* Start DATA EXCERPTS *

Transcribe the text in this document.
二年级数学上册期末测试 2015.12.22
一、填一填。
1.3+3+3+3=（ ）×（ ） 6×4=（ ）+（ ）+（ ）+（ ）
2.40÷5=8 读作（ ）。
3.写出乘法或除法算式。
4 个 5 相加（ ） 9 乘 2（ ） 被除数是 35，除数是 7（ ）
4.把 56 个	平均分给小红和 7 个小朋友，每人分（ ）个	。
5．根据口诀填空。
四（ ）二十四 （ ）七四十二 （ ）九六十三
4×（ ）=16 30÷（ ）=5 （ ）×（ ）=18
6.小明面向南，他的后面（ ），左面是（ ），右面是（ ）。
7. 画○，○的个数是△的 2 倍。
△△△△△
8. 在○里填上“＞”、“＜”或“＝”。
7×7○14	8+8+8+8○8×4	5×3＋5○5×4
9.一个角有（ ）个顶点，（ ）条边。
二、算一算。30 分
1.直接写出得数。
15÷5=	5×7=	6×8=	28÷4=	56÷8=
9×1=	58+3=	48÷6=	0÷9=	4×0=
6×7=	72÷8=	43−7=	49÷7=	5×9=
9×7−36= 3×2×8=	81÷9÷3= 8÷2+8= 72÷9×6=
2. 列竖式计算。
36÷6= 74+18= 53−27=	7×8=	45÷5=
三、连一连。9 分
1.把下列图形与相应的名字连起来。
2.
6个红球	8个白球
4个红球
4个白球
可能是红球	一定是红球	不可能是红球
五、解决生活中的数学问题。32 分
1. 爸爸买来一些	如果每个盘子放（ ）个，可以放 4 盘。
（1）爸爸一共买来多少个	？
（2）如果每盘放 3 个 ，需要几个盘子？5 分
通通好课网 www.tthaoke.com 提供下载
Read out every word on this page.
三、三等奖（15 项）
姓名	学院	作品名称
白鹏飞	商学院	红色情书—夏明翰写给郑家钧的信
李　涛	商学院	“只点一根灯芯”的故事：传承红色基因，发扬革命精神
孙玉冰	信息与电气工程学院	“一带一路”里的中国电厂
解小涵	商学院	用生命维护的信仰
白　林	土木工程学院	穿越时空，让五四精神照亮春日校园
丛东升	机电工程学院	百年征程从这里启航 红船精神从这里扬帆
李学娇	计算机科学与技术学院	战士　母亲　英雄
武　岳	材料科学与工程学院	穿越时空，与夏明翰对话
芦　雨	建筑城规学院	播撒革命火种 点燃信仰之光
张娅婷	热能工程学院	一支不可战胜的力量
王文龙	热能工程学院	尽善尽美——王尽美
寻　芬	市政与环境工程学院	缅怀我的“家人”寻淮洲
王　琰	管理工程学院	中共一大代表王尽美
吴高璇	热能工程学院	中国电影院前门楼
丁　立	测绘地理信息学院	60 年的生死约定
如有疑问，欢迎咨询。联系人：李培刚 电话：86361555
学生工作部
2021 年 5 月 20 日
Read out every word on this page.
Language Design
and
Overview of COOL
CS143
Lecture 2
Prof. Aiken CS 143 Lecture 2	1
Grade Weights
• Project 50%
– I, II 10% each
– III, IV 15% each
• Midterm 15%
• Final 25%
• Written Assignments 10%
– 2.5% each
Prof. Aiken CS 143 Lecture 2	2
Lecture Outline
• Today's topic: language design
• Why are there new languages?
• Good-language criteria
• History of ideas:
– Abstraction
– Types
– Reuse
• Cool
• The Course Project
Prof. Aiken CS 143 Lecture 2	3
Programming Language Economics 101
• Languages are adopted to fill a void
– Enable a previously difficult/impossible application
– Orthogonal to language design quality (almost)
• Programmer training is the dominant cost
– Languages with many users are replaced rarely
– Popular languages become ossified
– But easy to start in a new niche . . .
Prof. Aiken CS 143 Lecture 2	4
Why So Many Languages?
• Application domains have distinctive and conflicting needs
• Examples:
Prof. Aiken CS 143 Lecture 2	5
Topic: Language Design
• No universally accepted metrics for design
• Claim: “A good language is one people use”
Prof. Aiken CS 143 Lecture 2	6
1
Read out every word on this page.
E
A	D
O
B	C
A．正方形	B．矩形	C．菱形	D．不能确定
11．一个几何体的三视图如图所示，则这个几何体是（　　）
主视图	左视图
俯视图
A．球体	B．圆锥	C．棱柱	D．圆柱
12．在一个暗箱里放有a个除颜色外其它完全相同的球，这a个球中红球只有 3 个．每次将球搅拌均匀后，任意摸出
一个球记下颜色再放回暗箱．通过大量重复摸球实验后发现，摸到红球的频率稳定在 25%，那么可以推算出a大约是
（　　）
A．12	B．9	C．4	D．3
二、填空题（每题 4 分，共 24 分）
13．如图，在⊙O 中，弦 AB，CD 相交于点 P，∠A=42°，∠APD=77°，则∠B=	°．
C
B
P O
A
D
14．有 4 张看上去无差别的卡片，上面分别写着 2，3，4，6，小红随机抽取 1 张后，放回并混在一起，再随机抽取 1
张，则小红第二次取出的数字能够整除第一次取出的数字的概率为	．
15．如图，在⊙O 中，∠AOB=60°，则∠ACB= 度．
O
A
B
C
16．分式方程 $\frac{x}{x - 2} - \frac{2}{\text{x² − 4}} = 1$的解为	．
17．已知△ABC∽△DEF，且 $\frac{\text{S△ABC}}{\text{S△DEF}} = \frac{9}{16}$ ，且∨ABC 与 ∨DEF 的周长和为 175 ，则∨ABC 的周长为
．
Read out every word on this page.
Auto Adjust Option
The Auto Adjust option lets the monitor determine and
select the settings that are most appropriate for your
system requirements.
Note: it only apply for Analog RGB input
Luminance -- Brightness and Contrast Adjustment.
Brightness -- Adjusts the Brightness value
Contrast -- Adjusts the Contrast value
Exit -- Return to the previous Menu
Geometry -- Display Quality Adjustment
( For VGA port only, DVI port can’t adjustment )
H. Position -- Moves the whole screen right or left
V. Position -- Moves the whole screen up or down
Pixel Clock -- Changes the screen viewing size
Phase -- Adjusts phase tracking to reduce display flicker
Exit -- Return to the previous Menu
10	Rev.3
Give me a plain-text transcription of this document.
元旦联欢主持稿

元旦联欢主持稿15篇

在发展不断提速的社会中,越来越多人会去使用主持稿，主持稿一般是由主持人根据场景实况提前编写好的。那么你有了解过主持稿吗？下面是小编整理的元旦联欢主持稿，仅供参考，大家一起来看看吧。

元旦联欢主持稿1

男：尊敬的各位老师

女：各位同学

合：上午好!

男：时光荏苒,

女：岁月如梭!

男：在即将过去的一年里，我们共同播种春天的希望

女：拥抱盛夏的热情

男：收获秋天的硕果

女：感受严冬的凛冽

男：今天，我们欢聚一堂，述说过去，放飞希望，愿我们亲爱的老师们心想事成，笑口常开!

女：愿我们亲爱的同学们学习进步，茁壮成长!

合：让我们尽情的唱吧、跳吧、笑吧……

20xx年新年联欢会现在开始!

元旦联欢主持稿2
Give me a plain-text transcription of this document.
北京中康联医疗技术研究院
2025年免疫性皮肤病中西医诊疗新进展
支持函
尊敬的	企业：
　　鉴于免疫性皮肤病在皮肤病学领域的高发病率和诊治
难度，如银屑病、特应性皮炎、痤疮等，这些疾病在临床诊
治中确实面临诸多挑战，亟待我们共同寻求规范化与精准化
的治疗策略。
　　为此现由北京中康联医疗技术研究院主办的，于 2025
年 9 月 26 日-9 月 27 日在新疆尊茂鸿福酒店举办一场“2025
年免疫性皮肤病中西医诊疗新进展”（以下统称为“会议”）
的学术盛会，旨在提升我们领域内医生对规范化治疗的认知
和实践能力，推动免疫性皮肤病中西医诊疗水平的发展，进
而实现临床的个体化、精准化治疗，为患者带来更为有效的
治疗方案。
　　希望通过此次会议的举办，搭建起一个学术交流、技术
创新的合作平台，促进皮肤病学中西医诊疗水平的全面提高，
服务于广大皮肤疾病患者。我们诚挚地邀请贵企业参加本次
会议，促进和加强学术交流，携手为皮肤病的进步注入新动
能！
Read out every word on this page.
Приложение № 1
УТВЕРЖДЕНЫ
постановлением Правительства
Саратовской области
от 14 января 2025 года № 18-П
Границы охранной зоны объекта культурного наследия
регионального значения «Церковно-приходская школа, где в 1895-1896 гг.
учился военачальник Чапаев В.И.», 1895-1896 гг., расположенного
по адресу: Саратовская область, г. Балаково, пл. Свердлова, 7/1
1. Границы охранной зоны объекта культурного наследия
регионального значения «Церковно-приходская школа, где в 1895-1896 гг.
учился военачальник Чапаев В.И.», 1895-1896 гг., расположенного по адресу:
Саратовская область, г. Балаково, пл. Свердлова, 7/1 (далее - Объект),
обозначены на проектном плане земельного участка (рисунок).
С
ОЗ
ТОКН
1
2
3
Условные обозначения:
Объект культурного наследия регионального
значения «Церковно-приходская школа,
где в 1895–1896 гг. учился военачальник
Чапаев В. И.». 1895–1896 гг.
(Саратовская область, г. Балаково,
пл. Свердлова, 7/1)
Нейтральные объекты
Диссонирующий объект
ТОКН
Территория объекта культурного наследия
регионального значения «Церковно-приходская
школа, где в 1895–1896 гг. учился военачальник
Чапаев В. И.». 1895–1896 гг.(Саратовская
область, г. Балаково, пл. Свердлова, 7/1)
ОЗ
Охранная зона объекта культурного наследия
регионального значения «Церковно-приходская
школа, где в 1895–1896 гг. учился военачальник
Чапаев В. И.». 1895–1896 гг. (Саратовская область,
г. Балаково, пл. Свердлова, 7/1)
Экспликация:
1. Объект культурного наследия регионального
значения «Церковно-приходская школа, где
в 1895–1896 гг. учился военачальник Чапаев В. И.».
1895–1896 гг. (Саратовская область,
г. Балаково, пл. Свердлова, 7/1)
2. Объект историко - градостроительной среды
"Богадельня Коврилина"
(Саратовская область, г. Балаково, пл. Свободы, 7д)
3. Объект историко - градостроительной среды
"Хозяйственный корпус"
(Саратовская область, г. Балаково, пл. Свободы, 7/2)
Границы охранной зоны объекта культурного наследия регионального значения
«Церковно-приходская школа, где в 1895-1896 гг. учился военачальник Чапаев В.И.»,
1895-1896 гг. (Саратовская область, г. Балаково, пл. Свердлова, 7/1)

* End DATA EXCERPTS *

- **EXERCISE INSTRUCTIONS**
Locate each line with the word "穿越时空" and copy it.

- **SOLUTION TO THIS TASK**
白　林	土木工程学院	穿越时空，让五四精神照亮春日校园
武　岳	材料科学与工程学院	穿越时空，与夏明翰对话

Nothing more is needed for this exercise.